• Data shown:

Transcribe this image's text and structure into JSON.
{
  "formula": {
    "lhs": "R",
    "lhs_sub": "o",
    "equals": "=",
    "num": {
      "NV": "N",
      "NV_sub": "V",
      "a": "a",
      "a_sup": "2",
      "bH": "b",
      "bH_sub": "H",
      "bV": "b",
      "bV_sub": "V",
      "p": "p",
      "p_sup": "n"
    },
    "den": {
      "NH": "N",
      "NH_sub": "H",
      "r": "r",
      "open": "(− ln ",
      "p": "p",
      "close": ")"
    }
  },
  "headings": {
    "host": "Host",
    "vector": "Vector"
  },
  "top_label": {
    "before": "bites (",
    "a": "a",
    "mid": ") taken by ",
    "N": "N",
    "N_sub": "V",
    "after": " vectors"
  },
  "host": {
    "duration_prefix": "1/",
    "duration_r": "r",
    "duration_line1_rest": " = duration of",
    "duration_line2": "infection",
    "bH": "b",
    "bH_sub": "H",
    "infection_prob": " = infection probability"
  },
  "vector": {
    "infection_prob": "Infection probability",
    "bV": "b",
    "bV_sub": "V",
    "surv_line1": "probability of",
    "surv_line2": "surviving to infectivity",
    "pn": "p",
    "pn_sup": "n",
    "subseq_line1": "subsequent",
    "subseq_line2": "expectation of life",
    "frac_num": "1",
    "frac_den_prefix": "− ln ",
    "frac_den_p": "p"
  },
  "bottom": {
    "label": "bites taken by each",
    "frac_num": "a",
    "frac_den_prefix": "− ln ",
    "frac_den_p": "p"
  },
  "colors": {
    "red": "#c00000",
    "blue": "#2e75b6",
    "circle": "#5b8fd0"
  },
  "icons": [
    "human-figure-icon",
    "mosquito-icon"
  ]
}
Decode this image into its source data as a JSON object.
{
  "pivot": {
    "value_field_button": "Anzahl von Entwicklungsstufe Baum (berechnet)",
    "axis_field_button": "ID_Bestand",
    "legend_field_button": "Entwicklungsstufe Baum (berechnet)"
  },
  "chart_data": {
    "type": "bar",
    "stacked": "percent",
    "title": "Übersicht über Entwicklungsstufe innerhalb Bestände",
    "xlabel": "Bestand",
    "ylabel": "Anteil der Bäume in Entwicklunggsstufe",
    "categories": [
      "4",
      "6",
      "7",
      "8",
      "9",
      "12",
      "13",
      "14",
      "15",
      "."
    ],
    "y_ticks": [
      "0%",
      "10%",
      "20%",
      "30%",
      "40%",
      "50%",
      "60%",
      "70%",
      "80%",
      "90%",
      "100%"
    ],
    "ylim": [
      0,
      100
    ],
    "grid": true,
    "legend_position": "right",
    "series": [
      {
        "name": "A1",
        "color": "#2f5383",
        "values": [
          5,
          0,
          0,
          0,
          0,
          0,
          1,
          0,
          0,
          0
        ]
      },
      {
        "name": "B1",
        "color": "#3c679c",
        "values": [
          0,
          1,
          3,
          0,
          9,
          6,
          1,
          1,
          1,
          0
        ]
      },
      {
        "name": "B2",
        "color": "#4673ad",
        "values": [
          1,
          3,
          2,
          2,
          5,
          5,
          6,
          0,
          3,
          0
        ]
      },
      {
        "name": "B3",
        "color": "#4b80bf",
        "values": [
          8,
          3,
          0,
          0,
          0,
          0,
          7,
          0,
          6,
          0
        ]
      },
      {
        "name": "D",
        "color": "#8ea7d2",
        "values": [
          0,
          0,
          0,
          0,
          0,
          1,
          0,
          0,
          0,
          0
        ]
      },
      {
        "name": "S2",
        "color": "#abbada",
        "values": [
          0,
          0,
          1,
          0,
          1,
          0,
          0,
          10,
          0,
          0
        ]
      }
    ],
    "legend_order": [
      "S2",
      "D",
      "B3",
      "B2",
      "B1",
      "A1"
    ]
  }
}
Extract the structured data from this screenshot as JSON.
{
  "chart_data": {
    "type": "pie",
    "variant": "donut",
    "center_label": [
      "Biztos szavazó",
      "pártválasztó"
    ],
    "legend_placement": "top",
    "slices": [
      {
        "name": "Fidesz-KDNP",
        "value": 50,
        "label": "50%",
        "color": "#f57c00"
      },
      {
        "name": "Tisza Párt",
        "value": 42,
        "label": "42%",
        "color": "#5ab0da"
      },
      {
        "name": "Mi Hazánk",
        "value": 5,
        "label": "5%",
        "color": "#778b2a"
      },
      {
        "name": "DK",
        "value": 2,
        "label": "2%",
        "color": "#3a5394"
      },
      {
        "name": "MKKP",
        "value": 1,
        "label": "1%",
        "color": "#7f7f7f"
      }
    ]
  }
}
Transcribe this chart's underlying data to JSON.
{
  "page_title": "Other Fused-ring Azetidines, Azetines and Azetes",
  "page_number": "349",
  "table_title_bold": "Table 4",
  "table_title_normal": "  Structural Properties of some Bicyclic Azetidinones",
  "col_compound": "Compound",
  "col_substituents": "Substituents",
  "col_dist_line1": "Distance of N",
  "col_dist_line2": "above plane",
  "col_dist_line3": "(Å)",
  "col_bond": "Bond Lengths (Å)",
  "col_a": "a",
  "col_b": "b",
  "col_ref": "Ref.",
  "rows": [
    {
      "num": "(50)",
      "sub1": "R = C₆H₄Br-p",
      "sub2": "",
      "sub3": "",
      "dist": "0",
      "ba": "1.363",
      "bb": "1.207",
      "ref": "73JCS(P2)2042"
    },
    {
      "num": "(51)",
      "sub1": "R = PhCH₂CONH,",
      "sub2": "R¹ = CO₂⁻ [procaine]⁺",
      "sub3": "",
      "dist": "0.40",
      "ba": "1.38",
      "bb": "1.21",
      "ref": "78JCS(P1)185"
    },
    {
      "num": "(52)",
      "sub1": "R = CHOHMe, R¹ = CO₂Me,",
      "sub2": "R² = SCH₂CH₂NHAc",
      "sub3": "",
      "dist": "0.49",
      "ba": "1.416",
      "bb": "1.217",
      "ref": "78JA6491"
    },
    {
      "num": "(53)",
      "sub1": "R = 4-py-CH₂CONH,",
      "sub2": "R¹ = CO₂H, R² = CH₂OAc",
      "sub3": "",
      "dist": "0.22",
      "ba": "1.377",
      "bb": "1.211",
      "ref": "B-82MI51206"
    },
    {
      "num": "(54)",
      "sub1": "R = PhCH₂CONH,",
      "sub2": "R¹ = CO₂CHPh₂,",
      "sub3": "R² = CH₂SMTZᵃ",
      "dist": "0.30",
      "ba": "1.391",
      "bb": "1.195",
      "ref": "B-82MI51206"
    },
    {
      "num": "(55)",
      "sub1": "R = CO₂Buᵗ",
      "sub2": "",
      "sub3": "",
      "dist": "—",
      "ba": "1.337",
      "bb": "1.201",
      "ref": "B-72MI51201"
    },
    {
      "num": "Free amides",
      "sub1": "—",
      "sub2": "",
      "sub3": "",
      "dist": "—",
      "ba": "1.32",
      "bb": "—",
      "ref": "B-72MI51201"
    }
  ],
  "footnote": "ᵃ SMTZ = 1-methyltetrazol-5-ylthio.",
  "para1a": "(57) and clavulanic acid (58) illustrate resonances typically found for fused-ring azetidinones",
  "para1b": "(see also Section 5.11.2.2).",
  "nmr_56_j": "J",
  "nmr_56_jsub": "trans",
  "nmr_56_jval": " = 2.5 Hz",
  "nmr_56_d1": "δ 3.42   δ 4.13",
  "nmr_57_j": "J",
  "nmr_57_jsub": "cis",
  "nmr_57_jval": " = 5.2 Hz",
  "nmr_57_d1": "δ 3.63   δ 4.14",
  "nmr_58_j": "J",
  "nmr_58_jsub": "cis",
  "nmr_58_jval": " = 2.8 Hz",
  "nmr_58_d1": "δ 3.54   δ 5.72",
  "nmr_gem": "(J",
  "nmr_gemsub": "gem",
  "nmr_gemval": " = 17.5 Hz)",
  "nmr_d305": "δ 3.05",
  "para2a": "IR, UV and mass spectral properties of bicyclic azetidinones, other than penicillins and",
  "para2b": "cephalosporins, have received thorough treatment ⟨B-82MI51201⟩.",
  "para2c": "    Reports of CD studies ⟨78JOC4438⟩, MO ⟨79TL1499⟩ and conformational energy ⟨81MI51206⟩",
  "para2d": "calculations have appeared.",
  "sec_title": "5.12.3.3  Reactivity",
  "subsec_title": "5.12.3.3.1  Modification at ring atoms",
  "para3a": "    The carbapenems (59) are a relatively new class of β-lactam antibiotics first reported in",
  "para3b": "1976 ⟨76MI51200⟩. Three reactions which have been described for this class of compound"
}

• Task:
Copy out every line holding the string "probability".

• Answer to this exercise:
    "infection_prob": " = infection probability"
    "infection_prob": "Infection probability",
    "surv_line1": "probability of",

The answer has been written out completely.